_TASK DETAILS_
Give the number of lines in this listing that contain the word "percent", and nothing else.
┄┄┄┄┄┄┄┄┄┄
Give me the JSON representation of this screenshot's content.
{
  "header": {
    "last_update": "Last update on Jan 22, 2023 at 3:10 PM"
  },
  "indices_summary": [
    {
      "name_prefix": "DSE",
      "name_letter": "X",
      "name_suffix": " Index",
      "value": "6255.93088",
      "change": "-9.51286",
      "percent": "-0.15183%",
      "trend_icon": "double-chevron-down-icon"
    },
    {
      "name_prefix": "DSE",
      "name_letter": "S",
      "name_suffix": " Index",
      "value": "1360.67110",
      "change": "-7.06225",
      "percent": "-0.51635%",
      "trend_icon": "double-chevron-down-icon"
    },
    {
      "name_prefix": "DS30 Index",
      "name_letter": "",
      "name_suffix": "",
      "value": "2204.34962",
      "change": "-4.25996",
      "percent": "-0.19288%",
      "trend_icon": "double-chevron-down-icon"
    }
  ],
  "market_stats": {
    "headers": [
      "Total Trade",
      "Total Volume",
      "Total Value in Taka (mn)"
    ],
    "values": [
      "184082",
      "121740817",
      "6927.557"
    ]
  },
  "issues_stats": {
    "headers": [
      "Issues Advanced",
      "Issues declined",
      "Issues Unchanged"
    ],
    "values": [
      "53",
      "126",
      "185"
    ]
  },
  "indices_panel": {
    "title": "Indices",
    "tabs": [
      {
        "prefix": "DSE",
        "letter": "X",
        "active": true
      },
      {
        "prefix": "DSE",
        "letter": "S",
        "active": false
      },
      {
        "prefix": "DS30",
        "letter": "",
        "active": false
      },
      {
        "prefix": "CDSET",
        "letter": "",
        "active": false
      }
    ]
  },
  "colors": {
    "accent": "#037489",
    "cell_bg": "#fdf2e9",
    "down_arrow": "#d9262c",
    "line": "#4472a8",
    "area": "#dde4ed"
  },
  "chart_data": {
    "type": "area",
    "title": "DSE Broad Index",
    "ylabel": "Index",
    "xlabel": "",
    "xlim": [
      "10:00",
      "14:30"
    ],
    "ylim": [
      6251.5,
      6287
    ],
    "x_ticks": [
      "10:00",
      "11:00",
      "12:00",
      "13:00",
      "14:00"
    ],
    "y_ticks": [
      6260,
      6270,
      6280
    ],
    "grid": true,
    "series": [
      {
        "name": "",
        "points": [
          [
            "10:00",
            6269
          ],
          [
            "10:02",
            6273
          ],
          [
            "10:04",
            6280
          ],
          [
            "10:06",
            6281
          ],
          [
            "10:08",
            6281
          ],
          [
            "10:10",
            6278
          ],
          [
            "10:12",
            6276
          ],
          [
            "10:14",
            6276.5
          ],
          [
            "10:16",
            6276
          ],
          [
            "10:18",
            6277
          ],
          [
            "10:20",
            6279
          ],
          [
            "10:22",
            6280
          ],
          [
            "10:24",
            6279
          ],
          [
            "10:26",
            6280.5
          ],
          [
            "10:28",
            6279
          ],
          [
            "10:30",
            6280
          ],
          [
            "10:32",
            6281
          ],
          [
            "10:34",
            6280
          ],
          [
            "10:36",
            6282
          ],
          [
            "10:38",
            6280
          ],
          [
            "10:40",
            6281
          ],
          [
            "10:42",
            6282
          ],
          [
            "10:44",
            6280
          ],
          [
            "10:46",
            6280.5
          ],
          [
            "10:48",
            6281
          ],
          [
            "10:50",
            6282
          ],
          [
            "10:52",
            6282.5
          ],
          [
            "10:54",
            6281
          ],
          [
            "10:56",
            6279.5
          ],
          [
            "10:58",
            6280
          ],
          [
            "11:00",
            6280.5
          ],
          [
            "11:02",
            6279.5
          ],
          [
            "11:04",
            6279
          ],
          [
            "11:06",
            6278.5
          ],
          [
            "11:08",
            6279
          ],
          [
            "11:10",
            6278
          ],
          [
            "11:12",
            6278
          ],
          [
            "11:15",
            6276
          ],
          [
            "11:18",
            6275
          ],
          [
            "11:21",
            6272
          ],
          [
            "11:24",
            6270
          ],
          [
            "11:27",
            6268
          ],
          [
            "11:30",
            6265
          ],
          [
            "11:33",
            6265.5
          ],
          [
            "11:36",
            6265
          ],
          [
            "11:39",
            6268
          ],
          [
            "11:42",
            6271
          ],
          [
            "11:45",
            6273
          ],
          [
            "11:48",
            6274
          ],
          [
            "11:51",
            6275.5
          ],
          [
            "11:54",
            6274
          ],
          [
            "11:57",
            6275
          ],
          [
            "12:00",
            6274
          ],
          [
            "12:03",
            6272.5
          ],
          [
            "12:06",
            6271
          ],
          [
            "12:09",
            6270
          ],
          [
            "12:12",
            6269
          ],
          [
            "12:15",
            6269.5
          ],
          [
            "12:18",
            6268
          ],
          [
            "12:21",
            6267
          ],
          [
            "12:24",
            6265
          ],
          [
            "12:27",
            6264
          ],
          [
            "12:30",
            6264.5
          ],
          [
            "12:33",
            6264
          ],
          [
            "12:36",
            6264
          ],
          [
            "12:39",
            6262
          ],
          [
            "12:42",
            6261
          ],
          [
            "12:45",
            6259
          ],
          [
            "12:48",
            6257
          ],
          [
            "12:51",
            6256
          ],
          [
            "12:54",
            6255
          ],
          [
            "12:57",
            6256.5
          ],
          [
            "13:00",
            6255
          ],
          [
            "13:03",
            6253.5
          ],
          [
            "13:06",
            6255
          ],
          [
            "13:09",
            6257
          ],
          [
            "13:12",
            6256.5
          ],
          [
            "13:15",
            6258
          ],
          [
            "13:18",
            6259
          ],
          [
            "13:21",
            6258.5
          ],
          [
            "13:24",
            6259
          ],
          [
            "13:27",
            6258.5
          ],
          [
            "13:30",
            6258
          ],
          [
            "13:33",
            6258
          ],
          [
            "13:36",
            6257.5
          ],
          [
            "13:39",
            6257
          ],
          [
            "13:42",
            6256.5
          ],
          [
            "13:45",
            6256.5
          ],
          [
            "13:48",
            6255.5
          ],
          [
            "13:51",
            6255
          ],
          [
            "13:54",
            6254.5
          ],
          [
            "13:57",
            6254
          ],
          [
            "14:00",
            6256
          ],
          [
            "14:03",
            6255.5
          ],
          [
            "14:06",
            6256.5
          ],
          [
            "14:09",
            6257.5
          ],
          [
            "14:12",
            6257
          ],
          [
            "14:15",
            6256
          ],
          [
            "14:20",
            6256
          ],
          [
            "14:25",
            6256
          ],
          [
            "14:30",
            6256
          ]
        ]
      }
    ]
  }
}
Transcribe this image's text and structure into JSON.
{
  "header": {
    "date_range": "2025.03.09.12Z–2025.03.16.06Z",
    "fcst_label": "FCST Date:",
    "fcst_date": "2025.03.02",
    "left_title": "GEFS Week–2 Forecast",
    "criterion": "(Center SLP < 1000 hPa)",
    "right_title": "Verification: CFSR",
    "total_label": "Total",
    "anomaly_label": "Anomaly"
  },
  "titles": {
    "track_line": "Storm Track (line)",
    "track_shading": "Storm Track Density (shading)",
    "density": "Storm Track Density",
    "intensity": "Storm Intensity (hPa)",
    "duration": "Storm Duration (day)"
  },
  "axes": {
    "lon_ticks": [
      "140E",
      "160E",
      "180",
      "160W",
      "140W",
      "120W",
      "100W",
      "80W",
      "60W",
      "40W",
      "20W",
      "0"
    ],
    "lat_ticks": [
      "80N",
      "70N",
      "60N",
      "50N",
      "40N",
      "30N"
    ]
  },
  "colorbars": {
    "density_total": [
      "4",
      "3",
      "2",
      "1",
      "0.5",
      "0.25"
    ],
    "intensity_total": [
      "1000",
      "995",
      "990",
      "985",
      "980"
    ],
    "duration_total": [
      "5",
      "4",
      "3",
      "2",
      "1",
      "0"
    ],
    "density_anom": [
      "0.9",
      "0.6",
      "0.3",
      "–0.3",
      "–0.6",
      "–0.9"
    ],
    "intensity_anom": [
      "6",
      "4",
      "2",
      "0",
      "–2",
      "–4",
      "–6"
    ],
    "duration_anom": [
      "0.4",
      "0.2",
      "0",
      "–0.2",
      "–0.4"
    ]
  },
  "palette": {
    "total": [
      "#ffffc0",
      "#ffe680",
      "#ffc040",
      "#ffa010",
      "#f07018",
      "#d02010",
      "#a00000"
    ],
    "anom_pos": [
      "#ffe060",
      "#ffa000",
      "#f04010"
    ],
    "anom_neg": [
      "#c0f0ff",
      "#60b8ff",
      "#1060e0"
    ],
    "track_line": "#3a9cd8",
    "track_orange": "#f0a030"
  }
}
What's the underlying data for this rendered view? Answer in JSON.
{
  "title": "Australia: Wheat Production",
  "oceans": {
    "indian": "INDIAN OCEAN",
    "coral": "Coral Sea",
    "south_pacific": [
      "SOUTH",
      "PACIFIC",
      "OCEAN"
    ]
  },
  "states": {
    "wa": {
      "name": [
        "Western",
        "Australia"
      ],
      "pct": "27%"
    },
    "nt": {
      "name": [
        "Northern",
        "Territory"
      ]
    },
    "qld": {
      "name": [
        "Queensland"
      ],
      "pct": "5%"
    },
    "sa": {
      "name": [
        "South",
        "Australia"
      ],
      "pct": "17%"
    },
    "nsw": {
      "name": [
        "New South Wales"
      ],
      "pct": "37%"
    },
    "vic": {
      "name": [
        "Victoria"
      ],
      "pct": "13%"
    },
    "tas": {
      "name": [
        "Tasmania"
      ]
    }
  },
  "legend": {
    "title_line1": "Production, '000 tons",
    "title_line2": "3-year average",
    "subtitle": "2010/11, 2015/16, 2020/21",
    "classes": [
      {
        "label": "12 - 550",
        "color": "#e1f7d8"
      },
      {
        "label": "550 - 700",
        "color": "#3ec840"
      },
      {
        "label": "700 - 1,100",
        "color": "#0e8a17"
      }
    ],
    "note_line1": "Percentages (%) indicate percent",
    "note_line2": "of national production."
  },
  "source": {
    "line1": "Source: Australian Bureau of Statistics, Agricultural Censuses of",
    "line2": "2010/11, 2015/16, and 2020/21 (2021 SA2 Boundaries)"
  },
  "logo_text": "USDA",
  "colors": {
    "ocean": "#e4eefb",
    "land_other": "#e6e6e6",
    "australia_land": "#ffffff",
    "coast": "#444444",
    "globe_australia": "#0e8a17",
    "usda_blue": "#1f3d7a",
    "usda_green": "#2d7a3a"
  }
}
┄┄┄┄┄┄┄┄┄┄
_THE ANSWER_
4